* [EXERCISE INSTRUCTIONS]: Give the material once more, word for word, without any images.

— start —

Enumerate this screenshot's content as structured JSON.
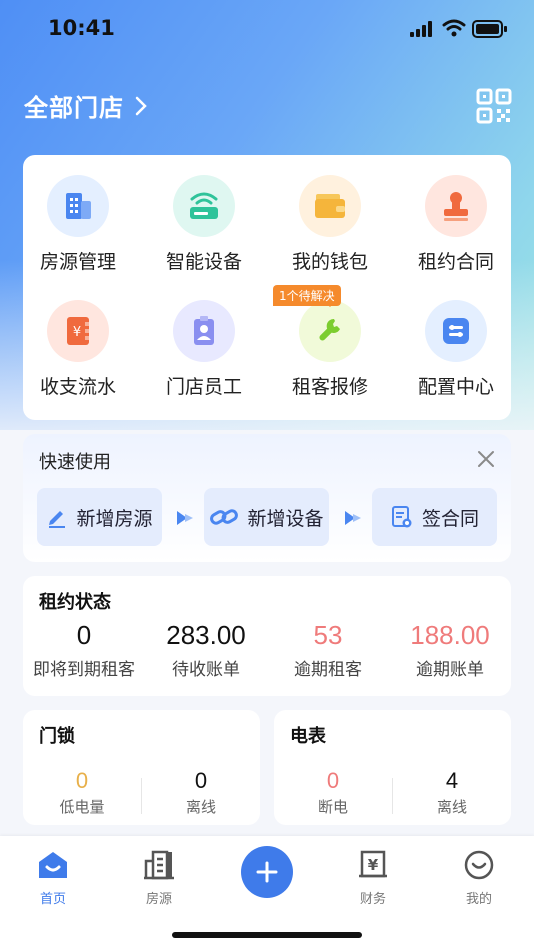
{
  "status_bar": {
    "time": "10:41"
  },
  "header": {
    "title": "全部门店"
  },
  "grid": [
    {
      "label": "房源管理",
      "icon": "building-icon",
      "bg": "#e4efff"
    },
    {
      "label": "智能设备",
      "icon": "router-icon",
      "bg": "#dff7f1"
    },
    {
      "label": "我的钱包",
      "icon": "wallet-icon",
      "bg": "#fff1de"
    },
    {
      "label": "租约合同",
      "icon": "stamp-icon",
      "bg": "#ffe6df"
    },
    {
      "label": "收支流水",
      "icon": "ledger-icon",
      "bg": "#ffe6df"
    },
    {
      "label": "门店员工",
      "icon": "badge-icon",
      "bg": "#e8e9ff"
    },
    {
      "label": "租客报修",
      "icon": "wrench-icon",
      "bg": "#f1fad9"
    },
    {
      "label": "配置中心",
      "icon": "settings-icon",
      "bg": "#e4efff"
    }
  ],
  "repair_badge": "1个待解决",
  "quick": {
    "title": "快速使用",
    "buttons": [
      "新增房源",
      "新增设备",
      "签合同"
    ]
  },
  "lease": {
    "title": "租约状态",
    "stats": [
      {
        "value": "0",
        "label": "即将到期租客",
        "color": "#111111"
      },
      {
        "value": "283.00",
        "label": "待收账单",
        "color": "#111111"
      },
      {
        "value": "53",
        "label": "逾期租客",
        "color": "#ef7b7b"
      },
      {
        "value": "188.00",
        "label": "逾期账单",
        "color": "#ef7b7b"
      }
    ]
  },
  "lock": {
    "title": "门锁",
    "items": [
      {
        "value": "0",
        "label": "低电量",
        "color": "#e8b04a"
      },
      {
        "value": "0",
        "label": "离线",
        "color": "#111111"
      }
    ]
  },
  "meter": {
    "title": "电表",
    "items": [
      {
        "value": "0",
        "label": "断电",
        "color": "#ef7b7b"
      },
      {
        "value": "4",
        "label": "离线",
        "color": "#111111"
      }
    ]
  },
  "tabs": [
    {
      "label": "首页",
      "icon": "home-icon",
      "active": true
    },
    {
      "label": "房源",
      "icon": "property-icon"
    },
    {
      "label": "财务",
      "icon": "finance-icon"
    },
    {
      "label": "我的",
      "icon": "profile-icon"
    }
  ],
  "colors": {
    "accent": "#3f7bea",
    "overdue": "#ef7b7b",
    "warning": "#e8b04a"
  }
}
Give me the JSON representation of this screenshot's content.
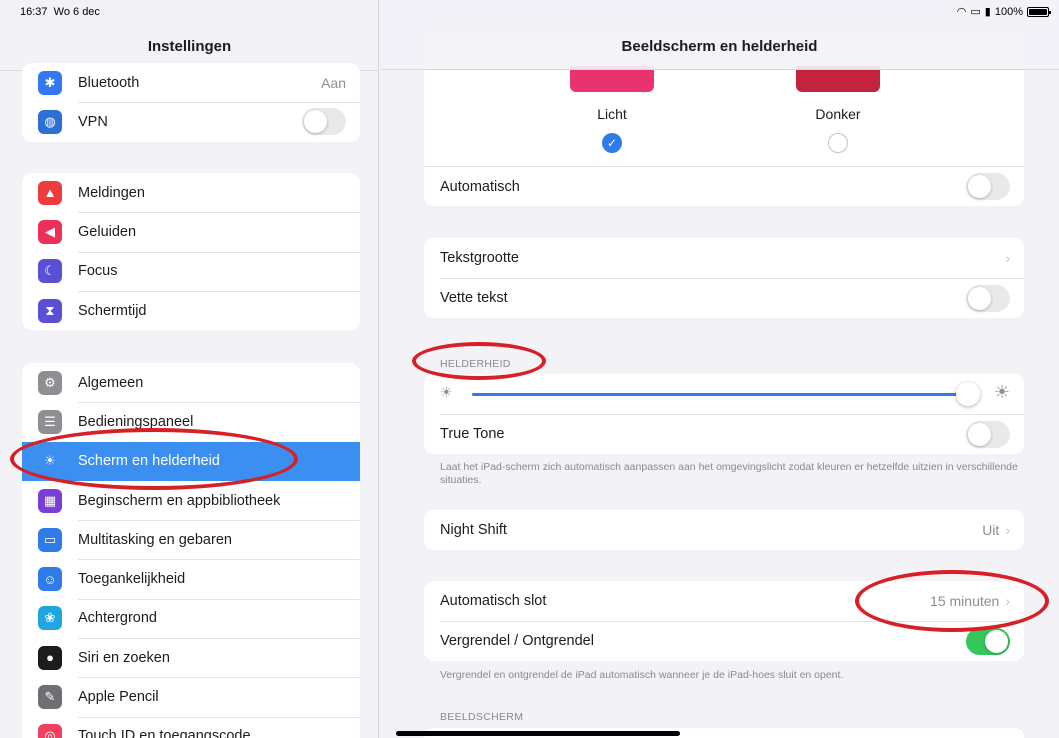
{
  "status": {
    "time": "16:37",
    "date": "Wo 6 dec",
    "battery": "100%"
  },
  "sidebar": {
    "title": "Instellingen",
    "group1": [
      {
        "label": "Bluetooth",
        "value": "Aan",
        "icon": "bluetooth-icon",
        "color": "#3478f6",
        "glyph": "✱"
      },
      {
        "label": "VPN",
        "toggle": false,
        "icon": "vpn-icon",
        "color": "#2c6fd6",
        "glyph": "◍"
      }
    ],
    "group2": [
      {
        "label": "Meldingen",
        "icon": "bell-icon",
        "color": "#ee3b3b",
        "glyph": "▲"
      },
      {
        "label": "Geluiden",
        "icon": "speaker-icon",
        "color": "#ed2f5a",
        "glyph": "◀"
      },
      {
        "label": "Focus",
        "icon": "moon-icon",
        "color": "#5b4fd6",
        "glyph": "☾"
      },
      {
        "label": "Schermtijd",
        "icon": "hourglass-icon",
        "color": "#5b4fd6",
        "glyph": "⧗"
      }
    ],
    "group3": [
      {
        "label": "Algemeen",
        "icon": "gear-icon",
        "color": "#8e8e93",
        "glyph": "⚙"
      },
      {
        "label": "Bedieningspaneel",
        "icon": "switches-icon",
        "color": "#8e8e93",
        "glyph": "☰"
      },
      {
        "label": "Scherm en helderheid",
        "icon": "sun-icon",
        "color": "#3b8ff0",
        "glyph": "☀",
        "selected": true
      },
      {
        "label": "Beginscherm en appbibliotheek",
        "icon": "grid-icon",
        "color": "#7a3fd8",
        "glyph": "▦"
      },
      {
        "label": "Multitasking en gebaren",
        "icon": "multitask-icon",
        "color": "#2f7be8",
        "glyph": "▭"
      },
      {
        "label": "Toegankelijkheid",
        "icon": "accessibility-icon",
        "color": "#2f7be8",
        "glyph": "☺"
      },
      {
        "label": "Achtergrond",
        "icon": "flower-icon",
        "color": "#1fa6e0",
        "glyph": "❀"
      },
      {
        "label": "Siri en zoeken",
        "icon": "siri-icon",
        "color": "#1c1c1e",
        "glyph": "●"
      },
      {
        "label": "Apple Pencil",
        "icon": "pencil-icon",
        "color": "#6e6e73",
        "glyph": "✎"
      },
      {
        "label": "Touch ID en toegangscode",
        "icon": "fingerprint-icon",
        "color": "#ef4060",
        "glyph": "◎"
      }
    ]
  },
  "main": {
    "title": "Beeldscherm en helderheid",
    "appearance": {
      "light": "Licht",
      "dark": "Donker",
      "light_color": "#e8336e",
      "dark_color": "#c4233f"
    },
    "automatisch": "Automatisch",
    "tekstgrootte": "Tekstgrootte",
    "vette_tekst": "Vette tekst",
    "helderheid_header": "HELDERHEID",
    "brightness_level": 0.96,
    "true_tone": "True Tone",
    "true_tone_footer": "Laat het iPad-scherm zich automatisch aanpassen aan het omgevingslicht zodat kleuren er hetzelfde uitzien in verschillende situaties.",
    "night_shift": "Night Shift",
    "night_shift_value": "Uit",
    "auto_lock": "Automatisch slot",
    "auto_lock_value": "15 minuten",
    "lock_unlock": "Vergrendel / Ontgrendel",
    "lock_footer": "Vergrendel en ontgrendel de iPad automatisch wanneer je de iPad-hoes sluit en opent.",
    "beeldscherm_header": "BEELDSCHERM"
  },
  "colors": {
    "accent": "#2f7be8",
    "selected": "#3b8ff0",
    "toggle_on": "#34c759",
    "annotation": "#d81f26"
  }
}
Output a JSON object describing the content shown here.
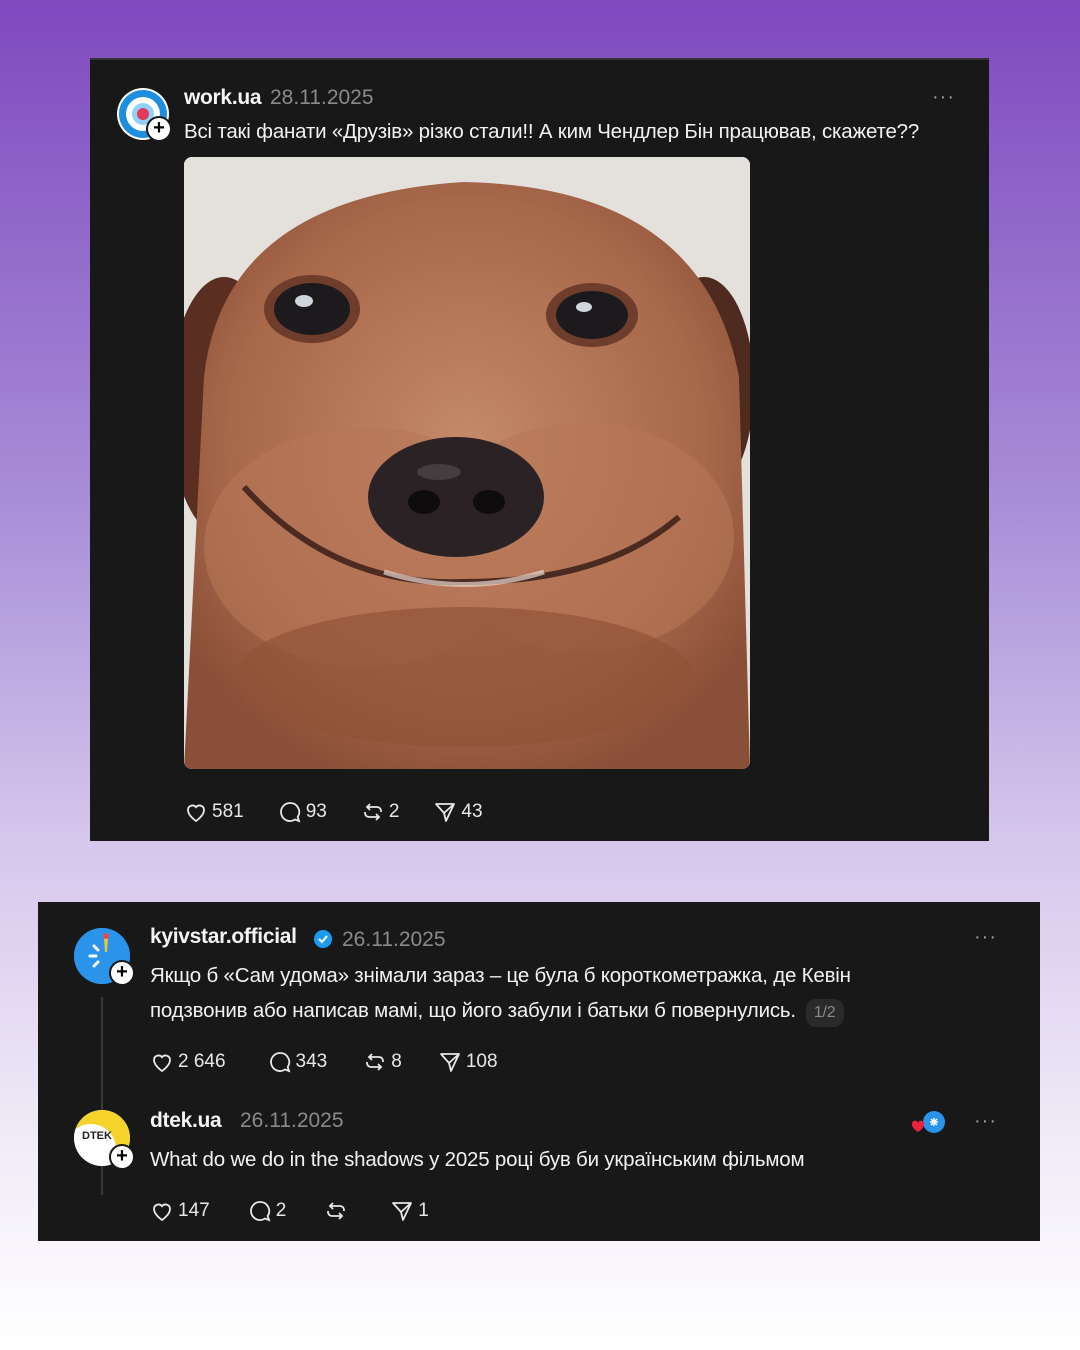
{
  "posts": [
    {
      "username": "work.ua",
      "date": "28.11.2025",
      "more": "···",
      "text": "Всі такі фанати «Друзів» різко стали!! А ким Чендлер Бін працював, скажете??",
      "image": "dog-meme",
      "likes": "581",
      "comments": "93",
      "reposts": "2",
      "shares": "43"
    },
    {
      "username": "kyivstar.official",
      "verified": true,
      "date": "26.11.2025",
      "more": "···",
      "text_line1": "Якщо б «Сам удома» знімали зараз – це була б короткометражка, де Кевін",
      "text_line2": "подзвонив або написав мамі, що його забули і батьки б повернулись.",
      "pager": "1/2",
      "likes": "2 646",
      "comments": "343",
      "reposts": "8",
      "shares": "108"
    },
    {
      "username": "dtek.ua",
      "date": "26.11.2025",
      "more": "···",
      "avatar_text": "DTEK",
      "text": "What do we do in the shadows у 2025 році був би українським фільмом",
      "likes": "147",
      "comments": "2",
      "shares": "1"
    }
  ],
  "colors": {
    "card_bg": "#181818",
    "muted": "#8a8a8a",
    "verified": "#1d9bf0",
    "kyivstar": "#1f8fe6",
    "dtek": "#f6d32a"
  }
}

— end —

* [EXERCISE RESULT]:
Enumerate this screenshot's content as structured JSON.
{
  "status_bar": {
    "time": "10:41"
  },
  "header": {
    "title": "全部门店"
  },
  "grid": [
    {
      "label": "房源管理",
      "icon": "building-icon",
      "bg": "#e4efff"
    },
    {
      "label": "智能设备",
      "icon": "router-icon",
      "bg": "#dff7f1"
    },
    {
      "label": "我的钱包",
      "icon": "wallet-icon",
      "bg": "#fff1de"
    },
    {
      "label": "租约合同",
      "icon": "stamp-icon",
      "bg": "#ffe6df"
    },
    {
      "label": "收支流水",
      "icon": "ledger-icon",
      "bg": "#ffe6df"
    },
    {
      "label": "门店员工",
      "icon": "badge-icon",
      "bg": "#e8e9ff"
    },
    {
      "label": "租客报修",
      "icon": "wrench-icon",
      "bg": "#f1fad9"
    },
    {
      "label": "配置中心",
      "icon": "settings-icon",
      "bg": "#e4efff"
    }
  ],
  "repair_badge": "1个待解决",
  "quick": {
    "title": "快速使用",
    "buttons": [
      "新增房源",
      "新增设备",
      "签合同"
    ]
  },
  "lease": {
    "title": "租约状态",
    "stats": [
      {
        "value": "0",
        "label": "即将到期租客",
        "color": "#111111"
      },
      {
        "value": "283.00",
        "label": "待收账单",
        "color": "#111111"
      },
      {
        "value": "53",
        "label": "逾期租客",
        "color": "#ef7b7b"
      },
      {
        "value": "188.00",
        "label": "逾期账单",
        "color": "#ef7b7b"
      }
    ]
  },
  "lock": {
    "title": "门锁",
    "items": [
      {
        "value": "0",
        "label": "低电量",
        "color": "#e8b04a"
      },
      {
        "value": "0",
        "label": "离线",
        "color": "#111111"
      }
    ]
  },
  "meter": {
    "title": "电表",
    "items": [
      {
        "value": "0",
        "label": "断电",
        "color": "#ef7b7b"
      },
      {
        "value": "4",
        "label": "离线",
        "color": "#111111"
      }
    ]
  },
  "tabs": [
    {
      "label": "首页",
      "icon": "home-icon",
      "active": true
    },
    {
      "label": "房源",
      "icon": "property-icon"
    },
    {
      "label": "财务",
      "icon": "finance-icon"
    },
    {
      "label": "我的",
      "icon": "profile-icon"
    }
  ],
  "colors": {
    "accent": "#3f7bea",
    "overdue": "#ef7b7b",
    "warning": "#e8b04a"
  }
}
Give me the JSON representation of this screenshot's content.
{
  "status": {
    "time": "16:37",
    "date": "Wo 6 dec",
    "battery": "100%"
  },
  "sidebar": {
    "title": "Instellingen",
    "group1": [
      {
        "label": "Bluetooth",
        "value": "Aan",
        "icon": "bluetooth-icon",
        "color": "#3478f6",
        "glyph": "✱"
      },
      {
        "label": "VPN",
        "toggle": false,
        "icon": "vpn-icon",
        "color": "#2c6fd6",
        "glyph": "◍"
      }
    ],
    "group2": [
      {
        "label": "Meldingen",
        "icon": "bell-icon",
        "color": "#ee3b3b",
        "glyph": "▲"
      },
      {
        "label": "Geluiden",
        "icon": "speaker-icon",
        "color": "#ed2f5a",
        "glyph": "◀"
      },
      {
        "label": "Focus",
        "icon": "moon-icon",
        "color": "#5b4fd6",
        "glyph": "☾"
      },
      {
        "label": "Schermtijd",
        "icon": "hourglass-icon",
        "color": "#5b4fd6",
        "glyph": "⧗"
      }
    ],
    "group3": [
      {
        "label": "Algemeen",
        "icon": "gear-icon",
        "color": "#8e8e93",
        "glyph": "⚙"
      },
      {
        "label": "Bedieningspaneel",
        "icon": "switches-icon",
        "color": "#8e8e93",
        "glyph": "☰"
      },
      {
        "label": "Scherm en helderheid",
        "icon": "sun-icon",
        "color": "#3b8ff0",
        "glyph": "☀",
        "selected": true
      },
      {
        "label": "Beginscherm en appbibliotheek",
        "icon": "grid-icon",
        "color": "#7a3fd8",
        "glyph": "▦"
      },
      {
        "label": "Multitasking en gebaren",
        "icon": "multitask-icon",
        "color": "#2f7be8",
        "glyph": "▭"
      },
      {
        "label": "Toegankelijkheid",
        "icon": "accessibility-icon",
        "color": "#2f7be8",
        "glyph": "☺"
      },
      {
        "label": "Achtergrond",
        "icon": "flower-icon",
        "color": "#1fa6e0",
        "glyph": "❀"
      },
      {
        "label": "Siri en zoeken",
        "icon": "siri-icon",
        "color": "#1c1c1e",
        "glyph": "●"
      },
      {
        "label": "Apple Pencil",
        "icon": "pencil-icon",
        "color": "#6e6e73",
        "glyph": "✎"
      },
      {
        "label": "Touch ID en toegangscode",
        "icon": "fingerprint-icon",
        "color": "#ef4060",
        "glyph": "◎"
      }
    ]
  },
  "main": {
    "title": "Beeldscherm en helderheid",
    "appearance": {
      "light": "Licht",
      "dark": "Donker",
      "light_color": "#e8336e",
      "dark_color": "#c4233f"
    },
    "automatisch": "Automatisch",
    "tekstgrootte": "Tekstgrootte",
    "vette_tekst": "Vette tekst",
    "helderheid_header": "HELDERHEID",
    "brightness_level": 0.96,
    "true_tone": "True Tone",
    "true_tone_footer": "Laat het iPad-scherm zich automatisch aanpassen aan het omgevingslicht zodat kleuren er hetzelfde uitzien in verschillende situaties.",
    "night_shift": "Night Shift",
    "night_shift_value": "Uit",
    "auto_lock": "Automatisch slot",
    "auto_lock_value": "15 minuten",
    "lock_unlock": "Vergrendel / Ontgrendel",
    "lock_footer": "Vergrendel en ontgrendel de iPad automatisch wanneer je de iPad-hoes sluit en opent.",
    "beeldscherm_header": "BEELDSCHERM"
  },
  "colors": {
    "accent": "#2f7be8",
    "selected": "#3b8ff0",
    "toggle_on": "#34c759",
    "annotation": "#d81f26"
  }
}
Output a JSON object describing the content shown here.
{
  "posts": [
    {
      "username": "work.ua",
      "date": "28.11.2025",
      "more": "···",
      "text": "Всі такі фанати «Друзів» різко стали!! А ким Чендлер Бін працював, скажете??",
      "image": "dog-meme",
      "likes": "581",
      "comments": "93",
      "reposts": "2",
      "shares": "43"
    },
    {
      "username": "kyivstar.official",
      "verified": true,
      "date": "26.11.2025",
      "more": "···",
      "text_line1": "Якщо б «Сам удома» знімали зараз – це була б короткометражка, де Кевін",
      "text_line2": "подзвонив або написав мамі, що його забули і батьки б повернулись.",
      "pager": "1/2",
      "likes": "2 646",
      "comments": "343",
      "reposts": "8",
      "shares": "108"
    },
    {
      "username": "dtek.ua",
      "date": "26.11.2025",
      "more": "···",
      "avatar_text": "DTEK",
      "text": "What do we do in the shadows у 2025 році був би українським фільмом",
      "likes": "147",
      "comments": "2",
      "shares": "1"
    }
  ],
  "colors": {
    "card_bg": "#181818",
    "muted": "#8a8a8a",
    "verified": "#1d9bf0",
    "kyivstar": "#1f8fe6",
    "dtek": "#f6d32a"
  }
}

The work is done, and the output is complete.